### DATA FOR THE TASK
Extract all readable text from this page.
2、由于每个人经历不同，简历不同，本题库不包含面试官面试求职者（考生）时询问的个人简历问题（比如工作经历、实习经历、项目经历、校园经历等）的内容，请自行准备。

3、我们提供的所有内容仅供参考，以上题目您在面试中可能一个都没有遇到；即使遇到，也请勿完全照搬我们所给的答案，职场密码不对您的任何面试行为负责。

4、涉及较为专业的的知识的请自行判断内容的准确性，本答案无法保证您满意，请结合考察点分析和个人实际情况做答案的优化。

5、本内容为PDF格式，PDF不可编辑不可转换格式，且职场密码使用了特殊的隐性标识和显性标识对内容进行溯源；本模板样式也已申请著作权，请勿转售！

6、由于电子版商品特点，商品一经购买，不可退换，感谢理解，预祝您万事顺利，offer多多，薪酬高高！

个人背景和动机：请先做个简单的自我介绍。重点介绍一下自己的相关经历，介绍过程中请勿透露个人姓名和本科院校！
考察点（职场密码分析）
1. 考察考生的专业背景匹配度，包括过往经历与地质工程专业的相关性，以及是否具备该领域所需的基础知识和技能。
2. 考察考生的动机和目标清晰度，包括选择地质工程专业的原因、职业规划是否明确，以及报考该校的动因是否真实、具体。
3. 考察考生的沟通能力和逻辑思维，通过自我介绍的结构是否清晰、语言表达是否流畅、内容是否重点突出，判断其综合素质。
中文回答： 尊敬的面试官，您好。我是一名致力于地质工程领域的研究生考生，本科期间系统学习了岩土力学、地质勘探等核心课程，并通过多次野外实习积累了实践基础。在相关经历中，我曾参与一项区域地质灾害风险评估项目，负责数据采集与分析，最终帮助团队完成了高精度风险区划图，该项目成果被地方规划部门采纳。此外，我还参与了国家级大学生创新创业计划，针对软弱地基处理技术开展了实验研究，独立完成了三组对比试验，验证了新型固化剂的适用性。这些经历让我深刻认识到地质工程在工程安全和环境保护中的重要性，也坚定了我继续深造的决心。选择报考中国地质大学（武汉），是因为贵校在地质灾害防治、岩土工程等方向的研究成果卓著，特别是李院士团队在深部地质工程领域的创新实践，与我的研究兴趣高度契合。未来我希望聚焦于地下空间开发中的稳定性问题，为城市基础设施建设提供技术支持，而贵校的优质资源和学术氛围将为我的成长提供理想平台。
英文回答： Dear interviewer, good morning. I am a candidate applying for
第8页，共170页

### EXERCISE TASK
Output the full listing exactly as it stands.

### SOLUTION FOR THIS TASK
Extract all readable text from this page.
2、由于每个人经历不同，简历不同，本题库不包含面试官面试求职者（考生）时询问的个人简历问题（比如工作经历、实习经历、项目经历、校园经历等）的内容，请自行准备。

3、我们提供的所有内容仅供参考，以上题目您在面试中可能一个都没有遇到；即使遇到，也请勿完全照搬我们所给的答案，职场密码不对您的任何面试行为负责。

4、涉及较为专业的的知识的请自行判断内容的准确性，本答案无法保证您满意，请结合考察点分析和个人实际情况做答案的优化。

5、本内容为PDF格式，PDF不可编辑不可转换格式，且职场密码使用了特殊的隐性标识和显性标识对内容进行溯源；本模板样式也已申请著作权，请勿转售！

6、由于电子版商品特点，商品一经购买，不可退换，感谢理解，预祝您万事顺利，offer多多，薪酬高高！

个人背景和动机：请先做个简单的自我介绍。重点介绍一下自己的相关经历，介绍过程中请勿透露个人姓名和本科院校！
考察点（职场密码分析）
1. 考察考生的专业背景匹配度，包括过往经历与地质工程专业的相关性，以及是否具备该领域所需的基础知识和技能。
2. 考察考生的动机和目标清晰度，包括选择地质工程专业的原因、职业规划是否明确，以及报考该校的动因是否真实、具体。
3. 考察考生的沟通能力和逻辑思维，通过自我介绍的结构是否清晰、语言表达是否流畅、内容是否重点突出，判断其综合素质。
中文回答： 尊敬的面试官，您好。我是一名致力于地质工程领域的研究生考生，本科期间系统学习了岩土力学、地质勘探等核心课程，并通过多次野外实习积累了实践基础。在相关经历中，我曾参与一项区域地质灾害风险评估项目，负责数据采集与分析，最终帮助团队完成了高精度风险区划图，该项目成果被地方规划部门采纳。此外，我还参与了国家级大学生创新创业计划，针对软弱地基处理技术开展了实验研究，独立完成了三组对比试验，验证了新型固化剂的适用性。这些经历让我深刻认识到地质工程在工程安全和环境保护中的重要性，也坚定了我继续深造的决心。选择报考中国地质大学（武汉），是因为贵校在地质灾害防治、岩土工程等方向的研究成果卓著，特别是李院士团队在深部地质工程领域的创新实践，与我的研究兴趣高度契合。未来我希望聚焦于地下空间开发中的稳定性问题，为城市基础设施建设提供技术支持，而贵校的优质资源和学术氛围将为我的成长提供理想平台。
英文回答： Dear interviewer, good morning. I am a candidate applying for
第8页，共170页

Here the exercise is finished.